(Extracted data entries)
:::::

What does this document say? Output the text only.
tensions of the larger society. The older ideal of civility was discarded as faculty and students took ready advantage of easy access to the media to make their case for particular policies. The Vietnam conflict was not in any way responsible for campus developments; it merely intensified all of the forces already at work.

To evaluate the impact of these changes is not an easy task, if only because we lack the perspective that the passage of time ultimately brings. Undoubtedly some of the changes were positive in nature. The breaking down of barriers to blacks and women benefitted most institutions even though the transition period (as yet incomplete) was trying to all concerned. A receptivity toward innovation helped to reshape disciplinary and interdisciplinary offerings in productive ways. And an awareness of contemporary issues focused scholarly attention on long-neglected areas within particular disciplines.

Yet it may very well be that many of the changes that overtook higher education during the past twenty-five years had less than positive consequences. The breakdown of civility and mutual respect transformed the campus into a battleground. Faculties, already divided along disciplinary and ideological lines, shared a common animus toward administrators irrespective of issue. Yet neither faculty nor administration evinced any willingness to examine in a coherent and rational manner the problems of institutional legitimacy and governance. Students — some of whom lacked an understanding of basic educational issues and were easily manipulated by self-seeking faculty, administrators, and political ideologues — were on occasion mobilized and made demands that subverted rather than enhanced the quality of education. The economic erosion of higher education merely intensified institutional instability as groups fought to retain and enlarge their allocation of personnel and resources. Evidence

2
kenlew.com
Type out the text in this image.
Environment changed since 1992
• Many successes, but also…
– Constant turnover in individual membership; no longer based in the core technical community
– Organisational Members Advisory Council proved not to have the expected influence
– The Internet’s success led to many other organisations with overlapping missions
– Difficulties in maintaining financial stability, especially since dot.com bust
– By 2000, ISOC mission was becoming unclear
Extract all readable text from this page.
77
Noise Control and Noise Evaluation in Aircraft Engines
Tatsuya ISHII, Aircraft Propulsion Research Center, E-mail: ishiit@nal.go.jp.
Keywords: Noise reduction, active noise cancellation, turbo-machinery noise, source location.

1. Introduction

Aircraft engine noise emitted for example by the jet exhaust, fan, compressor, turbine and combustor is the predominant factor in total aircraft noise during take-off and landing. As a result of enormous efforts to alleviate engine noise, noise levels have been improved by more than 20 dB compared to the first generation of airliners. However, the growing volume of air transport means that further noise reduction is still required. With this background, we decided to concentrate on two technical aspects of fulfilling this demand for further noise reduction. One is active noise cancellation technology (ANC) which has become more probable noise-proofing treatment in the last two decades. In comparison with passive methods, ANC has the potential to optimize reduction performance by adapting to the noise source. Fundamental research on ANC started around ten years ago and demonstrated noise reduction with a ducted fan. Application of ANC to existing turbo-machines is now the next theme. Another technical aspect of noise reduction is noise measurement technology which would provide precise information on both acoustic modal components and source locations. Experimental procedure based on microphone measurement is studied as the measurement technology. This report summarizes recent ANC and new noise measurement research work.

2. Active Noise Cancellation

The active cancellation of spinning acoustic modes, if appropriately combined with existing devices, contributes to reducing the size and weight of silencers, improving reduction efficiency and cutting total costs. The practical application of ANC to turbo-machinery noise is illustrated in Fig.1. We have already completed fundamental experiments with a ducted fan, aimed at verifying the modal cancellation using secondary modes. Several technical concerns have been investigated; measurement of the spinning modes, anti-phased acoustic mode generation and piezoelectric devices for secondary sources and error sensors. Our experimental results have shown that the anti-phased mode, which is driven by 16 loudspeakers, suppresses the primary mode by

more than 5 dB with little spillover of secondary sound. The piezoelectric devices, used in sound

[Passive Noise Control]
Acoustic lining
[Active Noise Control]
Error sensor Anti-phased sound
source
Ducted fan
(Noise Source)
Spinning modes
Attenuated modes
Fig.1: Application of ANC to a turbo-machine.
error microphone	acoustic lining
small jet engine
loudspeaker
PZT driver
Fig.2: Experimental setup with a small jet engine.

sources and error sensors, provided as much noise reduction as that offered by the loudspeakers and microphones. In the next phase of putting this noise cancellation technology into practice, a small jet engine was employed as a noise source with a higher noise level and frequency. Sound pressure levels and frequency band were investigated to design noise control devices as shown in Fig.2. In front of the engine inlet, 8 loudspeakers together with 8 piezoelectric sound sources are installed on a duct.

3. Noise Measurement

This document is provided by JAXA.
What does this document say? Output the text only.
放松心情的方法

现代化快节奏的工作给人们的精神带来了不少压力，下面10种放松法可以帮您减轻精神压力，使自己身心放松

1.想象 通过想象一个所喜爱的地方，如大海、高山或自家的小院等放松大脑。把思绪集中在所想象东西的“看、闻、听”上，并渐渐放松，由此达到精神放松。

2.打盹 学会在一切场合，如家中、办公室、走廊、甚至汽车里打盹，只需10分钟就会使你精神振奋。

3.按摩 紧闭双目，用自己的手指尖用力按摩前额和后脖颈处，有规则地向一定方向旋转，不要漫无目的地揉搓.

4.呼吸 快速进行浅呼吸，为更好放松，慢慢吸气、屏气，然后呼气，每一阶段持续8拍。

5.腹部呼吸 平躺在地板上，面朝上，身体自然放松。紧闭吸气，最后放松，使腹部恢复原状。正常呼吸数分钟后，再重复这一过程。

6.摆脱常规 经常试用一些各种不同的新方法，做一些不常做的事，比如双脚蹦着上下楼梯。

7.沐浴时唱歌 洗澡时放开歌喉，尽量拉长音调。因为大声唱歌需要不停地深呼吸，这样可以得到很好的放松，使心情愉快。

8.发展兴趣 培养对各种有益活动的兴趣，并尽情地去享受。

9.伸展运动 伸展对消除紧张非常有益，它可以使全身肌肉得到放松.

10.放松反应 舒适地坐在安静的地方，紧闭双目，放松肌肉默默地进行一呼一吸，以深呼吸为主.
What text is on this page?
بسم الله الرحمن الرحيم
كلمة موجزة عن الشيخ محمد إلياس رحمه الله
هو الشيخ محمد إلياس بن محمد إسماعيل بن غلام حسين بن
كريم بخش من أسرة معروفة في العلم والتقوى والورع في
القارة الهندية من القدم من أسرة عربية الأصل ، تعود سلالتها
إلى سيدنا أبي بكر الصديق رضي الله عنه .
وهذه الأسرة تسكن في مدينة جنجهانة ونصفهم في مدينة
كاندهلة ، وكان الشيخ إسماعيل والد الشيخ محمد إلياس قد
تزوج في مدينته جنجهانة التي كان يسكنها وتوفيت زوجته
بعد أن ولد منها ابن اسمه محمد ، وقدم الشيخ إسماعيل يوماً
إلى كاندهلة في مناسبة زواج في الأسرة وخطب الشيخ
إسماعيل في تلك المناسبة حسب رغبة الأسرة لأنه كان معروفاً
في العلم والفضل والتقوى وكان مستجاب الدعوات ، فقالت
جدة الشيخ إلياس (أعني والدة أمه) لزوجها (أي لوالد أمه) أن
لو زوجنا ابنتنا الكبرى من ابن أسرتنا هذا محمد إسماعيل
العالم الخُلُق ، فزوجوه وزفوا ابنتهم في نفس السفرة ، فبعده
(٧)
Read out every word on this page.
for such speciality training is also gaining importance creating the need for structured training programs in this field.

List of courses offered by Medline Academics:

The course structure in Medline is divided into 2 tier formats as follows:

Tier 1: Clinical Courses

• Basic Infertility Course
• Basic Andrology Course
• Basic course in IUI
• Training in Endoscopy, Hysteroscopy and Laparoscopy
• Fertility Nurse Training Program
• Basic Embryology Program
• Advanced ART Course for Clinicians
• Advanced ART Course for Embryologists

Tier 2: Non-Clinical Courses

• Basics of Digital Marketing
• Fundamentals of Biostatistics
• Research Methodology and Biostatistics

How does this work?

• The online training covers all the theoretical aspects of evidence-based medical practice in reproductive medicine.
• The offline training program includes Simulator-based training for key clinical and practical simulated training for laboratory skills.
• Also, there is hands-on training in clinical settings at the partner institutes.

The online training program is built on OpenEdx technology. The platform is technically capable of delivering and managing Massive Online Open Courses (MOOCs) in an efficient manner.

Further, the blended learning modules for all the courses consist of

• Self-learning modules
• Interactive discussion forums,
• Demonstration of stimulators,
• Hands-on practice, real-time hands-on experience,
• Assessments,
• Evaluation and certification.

:::::

■ **Exercise goal**:
Report the number of lines of the listing above that hold the string "والتقوى", with no other text.

■ **Final result**:
2